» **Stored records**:
[Begin]

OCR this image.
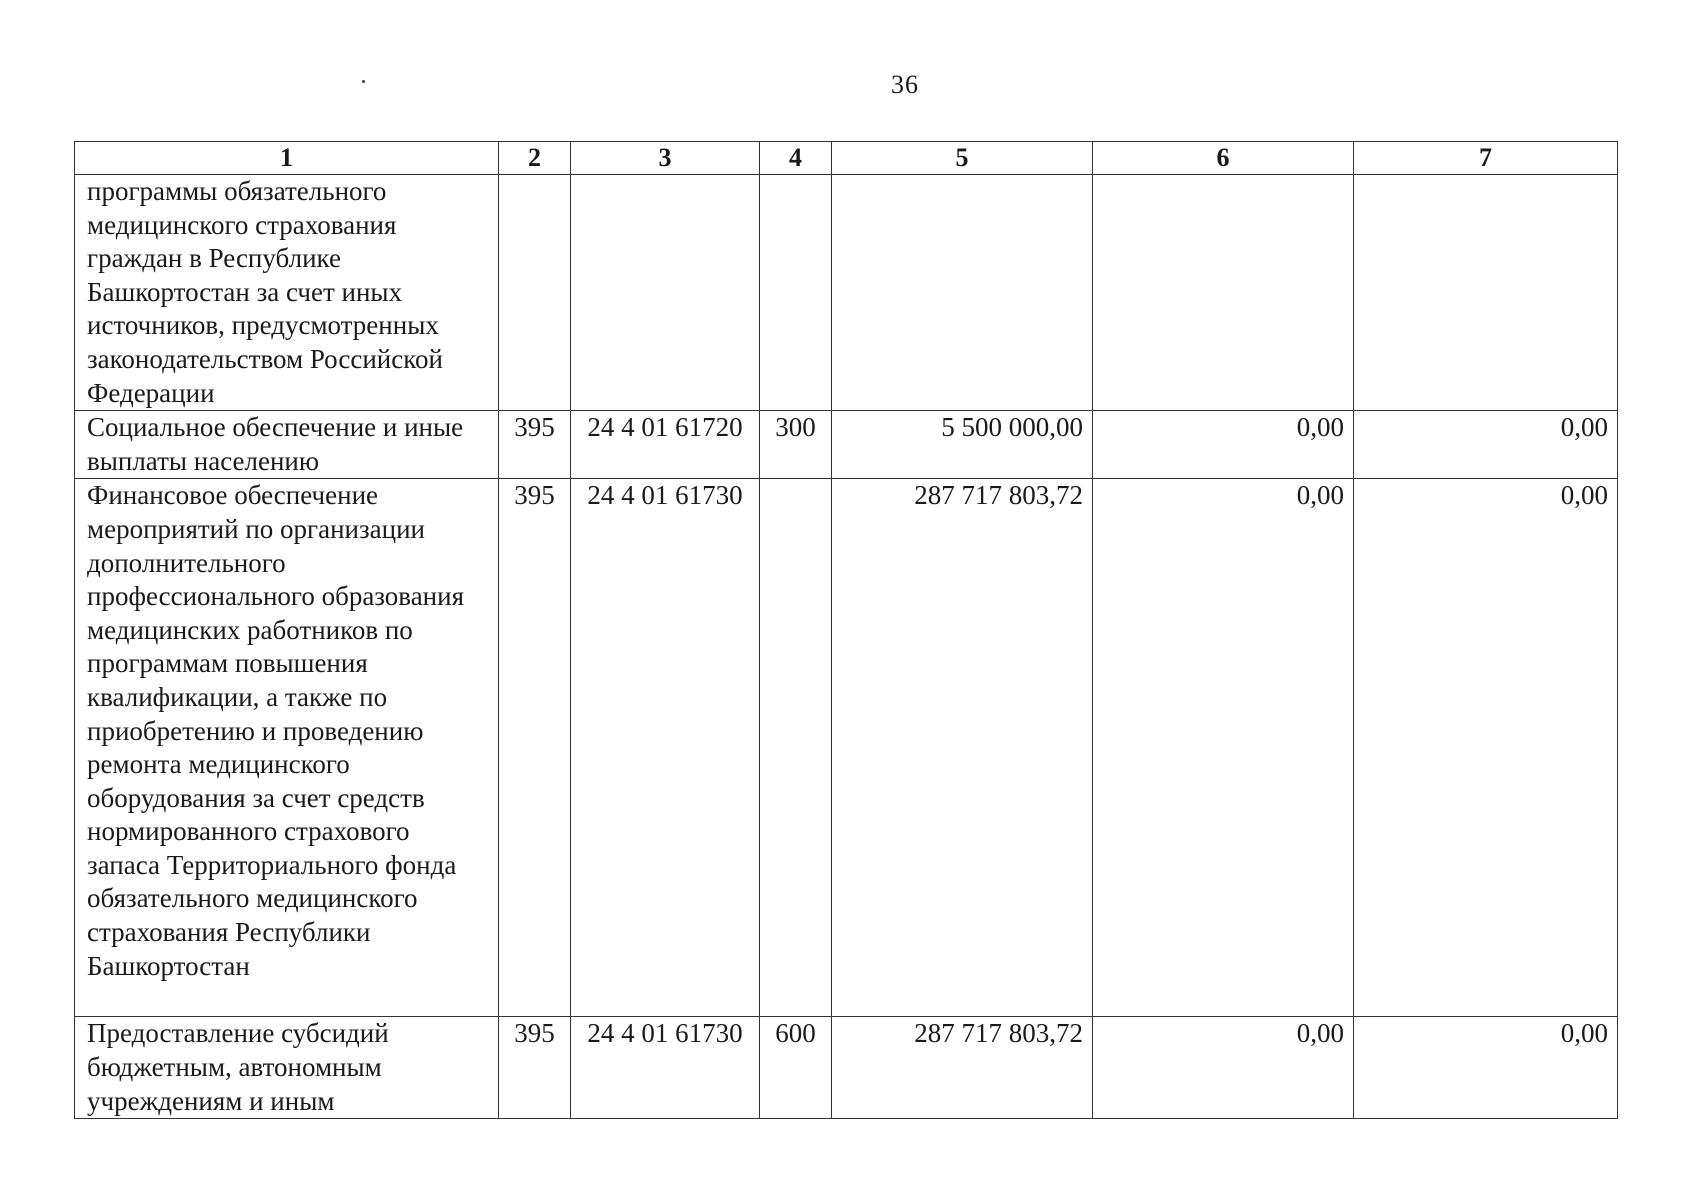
36
1	2	3	4	5	6	7
программы обязательного медицинского страхования граждан в Республике Башкортостан за счет иных источников, предусмотренных законодательством Российской Федерации						
Социальное обеспечение и иные выплаты населению	395	24 4 01 61720	300	5 500 000,00	0,00	0,00
Финансовое обеспечение мероприятий по организации дополнительного профессионального образования медицинских работников по программам повышения квалификации, а также по приобретению и проведению ремонта медицинского оборудования за счет средств нормированного страхового запаса Территориального фонда обязательного медицинского страхования Республики Башкортостан	395	24 4 01 61730		287 717 803,72	0,00	0,00
Предоставление субсидий бюджетным, автономным учреждениям и иным	395	24 4 01 61730	600	287 717 803,72	0,00	0,00
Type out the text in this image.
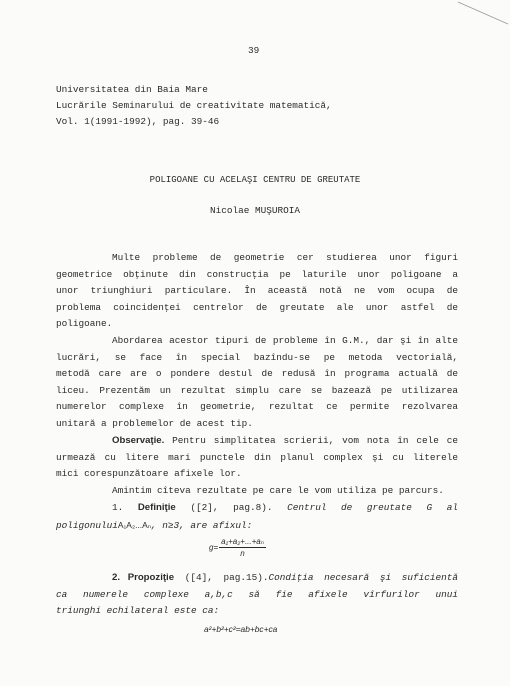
39
Universitatea din Baia Mare
Lucrările Seminarului de creativitate matematică,
Vol. 1(1991-1992), pag. 39-46
POLIGOANE CU ACELAŞI CENTRU DE GREUTATE
Nicolae MUŞUROIA
Multe probleme de geometrie cer studierea unor figuri
geometrice obţinute din construcţia pe laturile unor poligoane a
unor triunghiuri particulare. În această notă ne vom ocupa de
problema coincidenţei centrelor de greutate ale unor astfel de
poligoane.
Abordarea acestor tipuri de probleme în G.M., dar şi în alte
lucrări, se face în special bazîndu-se pe metoda vectorială,
metodă care are o pondere destul de redusă în programa actuală de
liceu. Prezentăm un rezultat simplu care se bazează pe utilizarea
numerelor complexe în geometrie, rezultat ce permite rezolvarea
unitară a problemelor de acest tip.
Observaţie. Pentru simplitatea scrierii, vom nota în cele ce
urmează cu litere mari punctele din planul complex şi cu literele
mici corespunzătoare afixele lor.
Amintim cîteva rezultate pe care le vom utiliza pe parcurs.
1. Definiţie ([2], pag.8). Centrul de greutate G al
poligonuluiA₁A₂...Aₙ, n≥3, are afixul:
$g= \frac{\text{a₁+a₂+...+aₙ}}{n}$
2. Propoziţie ([4], pag.15).Condiţia necesară şi suficientă
ca numerele complexe a,b,c să fie afixele vîrfurilor unui
triunghi echilateral este ca:
a²+b²+c²=ab+bc+ca
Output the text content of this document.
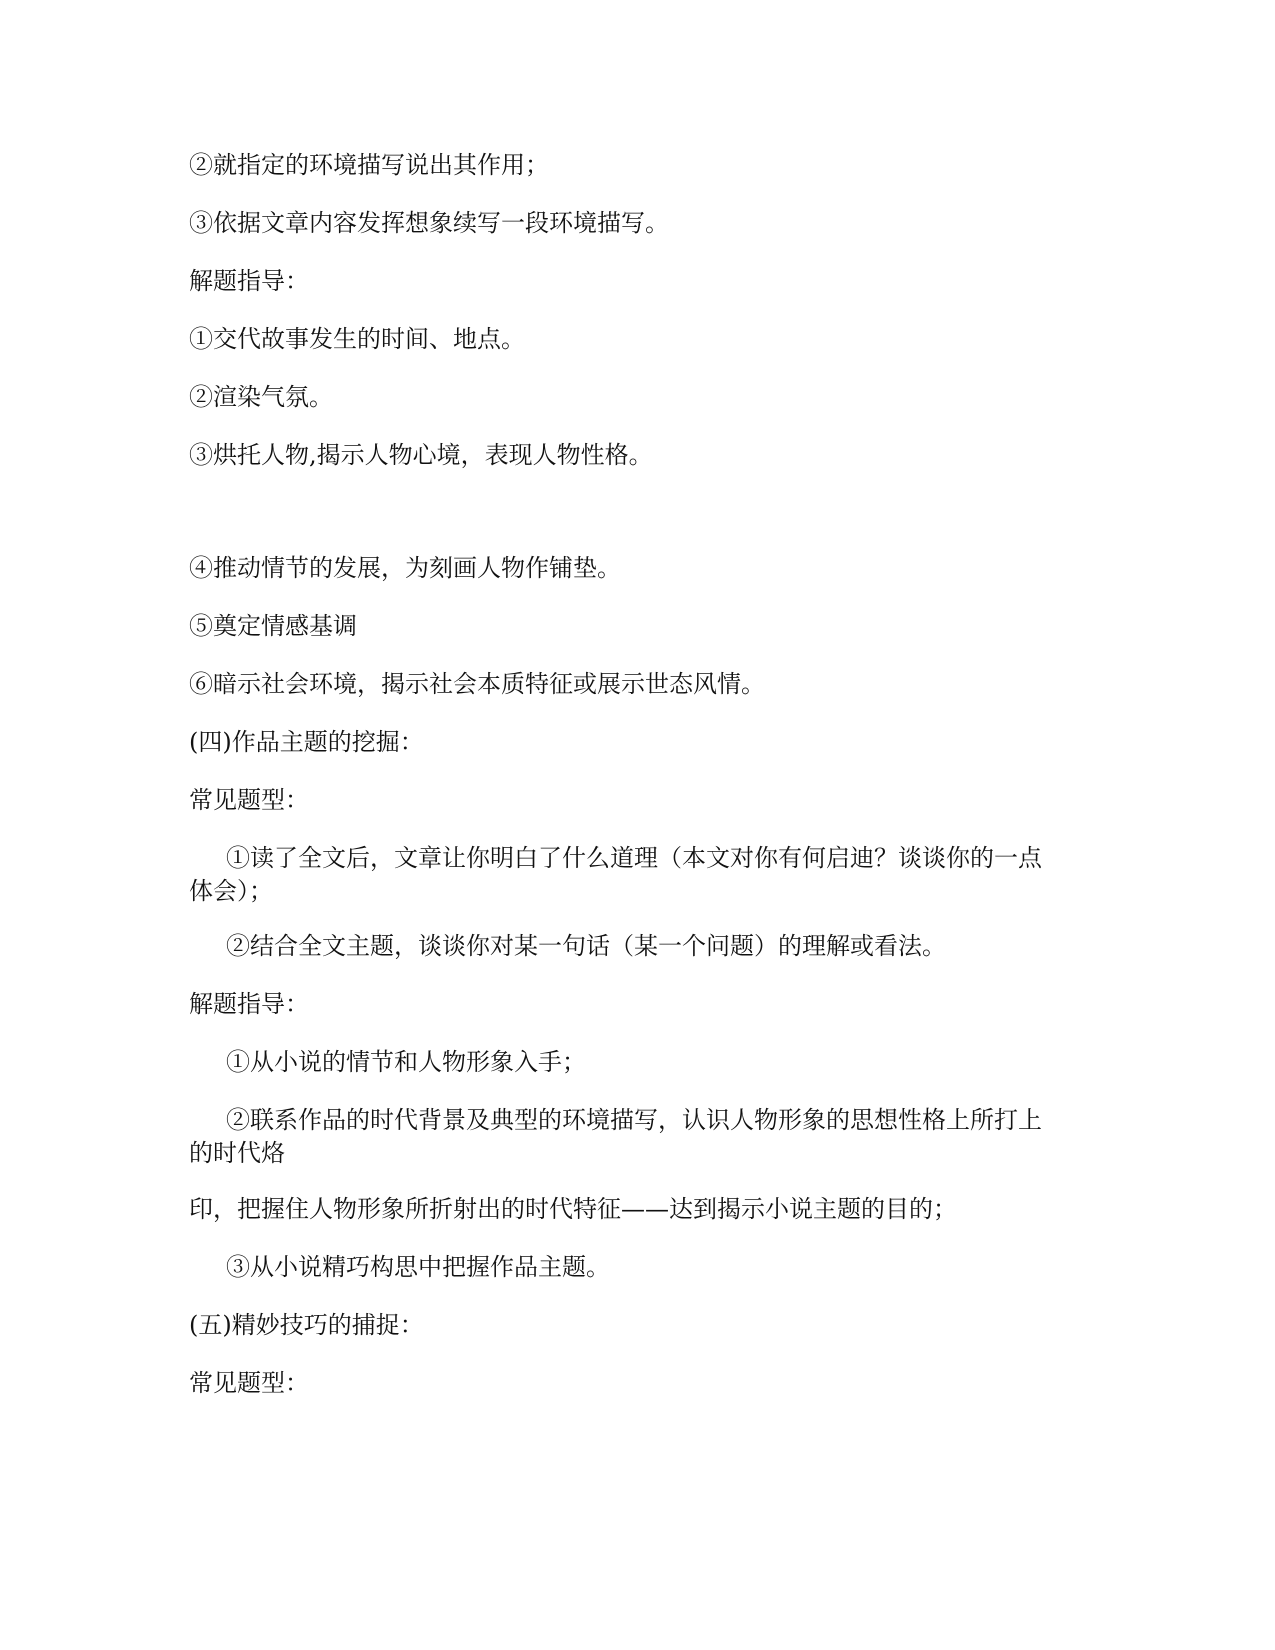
②就指定的环境描写说出其作用；
③依据文章内容发挥想象续写一段环境描写。
解题指导：
①交代故事发生的时间、地点。
②渲染气氛。
③烘托人物,揭示人物心境，表现人物性格。
④推动情节的发展，为刻画人物作铺垫。
⑤奠定情感基调
⑥暗示社会环境，揭示社会本质特征或展示世态风情。
(四)作品主题的挖掘：
常见题型：
①读了全文后，文章让你明白了什么道理（本文对你有何启迪？谈谈你的一点
体会）；
②结合全文主题，谈谈你对某一句话（某一个问题）的理解或看法。
解题指导：
①从小说的情节和人物形象入手；
②联系作品的时代背景及典型的环境描写，认识人物形象的思想性格上所打上
的时代烙
印，把握住人物形象所折射出的时代特征——达到揭示小说主题的目的；
③从小说精巧构思中把握作品主题。
(五)精妙技巧的捕捉：
常见题型：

[End]

Copy out each line that contains the word "Башкортостан".

» **Solution to the exercise**:
программы обязательного медицинского страхования граждан в Республике Башкортостан за счет иных источников, предусмотренных законодательством Российской Федерации						
Финансовое обеспечение мероприятий по организации дополнительного профессионального образования медицинских работников по программам повышения квалификации, а также по приобретению и проведению ремонта медицинского оборудования за счет средств нормированного страхового запаса Территориального фонда обязательного медицинского страхования Республики Башкортостан	395	24 4 01 61730		287 717 803,72	0,00	0,00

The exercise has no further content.